# SET PROBLEM:
Reproduce only the lines that run from the line with "Read this page and output its text content." to the last line of the material, both ends included, exactly as they appear.

[Collected data]
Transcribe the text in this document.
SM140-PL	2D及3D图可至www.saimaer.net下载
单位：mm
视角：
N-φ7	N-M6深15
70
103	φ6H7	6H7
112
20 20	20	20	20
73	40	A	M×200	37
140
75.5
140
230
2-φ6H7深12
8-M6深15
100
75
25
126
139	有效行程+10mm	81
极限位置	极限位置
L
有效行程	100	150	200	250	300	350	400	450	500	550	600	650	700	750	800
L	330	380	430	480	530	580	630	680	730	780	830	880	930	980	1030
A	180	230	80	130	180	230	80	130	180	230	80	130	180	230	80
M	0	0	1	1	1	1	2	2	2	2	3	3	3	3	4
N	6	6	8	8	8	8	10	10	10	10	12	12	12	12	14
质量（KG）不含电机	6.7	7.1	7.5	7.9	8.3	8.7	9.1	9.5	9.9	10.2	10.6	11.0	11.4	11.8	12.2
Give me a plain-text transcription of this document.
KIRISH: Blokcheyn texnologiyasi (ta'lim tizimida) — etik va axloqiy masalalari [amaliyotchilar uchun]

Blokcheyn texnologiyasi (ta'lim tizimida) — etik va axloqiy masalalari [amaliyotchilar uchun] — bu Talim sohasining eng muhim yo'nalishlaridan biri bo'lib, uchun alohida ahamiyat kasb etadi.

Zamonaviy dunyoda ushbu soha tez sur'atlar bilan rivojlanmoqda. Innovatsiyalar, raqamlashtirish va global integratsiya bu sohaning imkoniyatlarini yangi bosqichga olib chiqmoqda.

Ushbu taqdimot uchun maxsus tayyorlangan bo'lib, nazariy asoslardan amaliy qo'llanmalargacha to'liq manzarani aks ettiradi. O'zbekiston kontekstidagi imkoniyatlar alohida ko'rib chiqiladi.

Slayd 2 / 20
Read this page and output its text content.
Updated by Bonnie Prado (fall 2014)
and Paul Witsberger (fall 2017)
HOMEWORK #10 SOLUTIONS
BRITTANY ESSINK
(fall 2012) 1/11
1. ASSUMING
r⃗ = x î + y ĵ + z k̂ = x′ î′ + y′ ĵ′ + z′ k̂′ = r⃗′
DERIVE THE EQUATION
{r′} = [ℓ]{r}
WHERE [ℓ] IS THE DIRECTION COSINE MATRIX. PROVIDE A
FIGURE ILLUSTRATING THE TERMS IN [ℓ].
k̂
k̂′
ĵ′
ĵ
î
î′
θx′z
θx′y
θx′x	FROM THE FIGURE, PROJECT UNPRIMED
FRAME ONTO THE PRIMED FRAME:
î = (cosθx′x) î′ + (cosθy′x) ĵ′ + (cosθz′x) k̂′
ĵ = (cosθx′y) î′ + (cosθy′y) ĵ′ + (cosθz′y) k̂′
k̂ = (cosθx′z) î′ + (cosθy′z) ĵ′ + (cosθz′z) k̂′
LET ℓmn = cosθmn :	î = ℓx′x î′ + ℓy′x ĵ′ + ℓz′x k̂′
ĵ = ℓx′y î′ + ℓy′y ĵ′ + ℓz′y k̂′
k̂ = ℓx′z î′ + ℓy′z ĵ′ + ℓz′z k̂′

# EXERCISE SOLUTION:
Read this page and output its text content.
Updated by Bonnie Prado (fall 2014)
and Paul Witsberger (fall 2017)
HOMEWORK #10 SOLUTIONS
BRITTANY ESSINK
(fall 2012) 1/11
1. ASSUMING
r⃗ = x î + y ĵ + z k̂ = x′ î′ + y′ ĵ′ + z′ k̂′ = r⃗′
DERIVE THE EQUATION
{r′} = [ℓ]{r}
WHERE [ℓ] IS THE DIRECTION COSINE MATRIX. PROVIDE A
FIGURE ILLUSTRATING THE TERMS IN [ℓ].
k̂
k̂′
ĵ′
ĵ
î
î′
θx′z
θx′y
θx′x	FROM THE FIGURE, PROJECT UNPRIMED
FRAME ONTO THE PRIMED FRAME:
î = (cosθx′x) î′ + (cosθy′x) ĵ′ + (cosθz′x) k̂′
ĵ = (cosθx′y) î′ + (cosθy′y) ĵ′ + (cosθz′y) k̂′
k̂ = (cosθx′z) î′ + (cosθy′z) ĵ′ + (cosθz′z) k̂′
LET ℓmn = cosθmn :	î = ℓx′x î′ + ℓy′x ĵ′ + ℓz′x k̂′
ĵ = ℓx′y î′ + ℓy′y ĵ′ + ℓz′y k̂′
k̂ = ℓx′z î′ + ℓy′z ĵ′ + ℓz′z k̂′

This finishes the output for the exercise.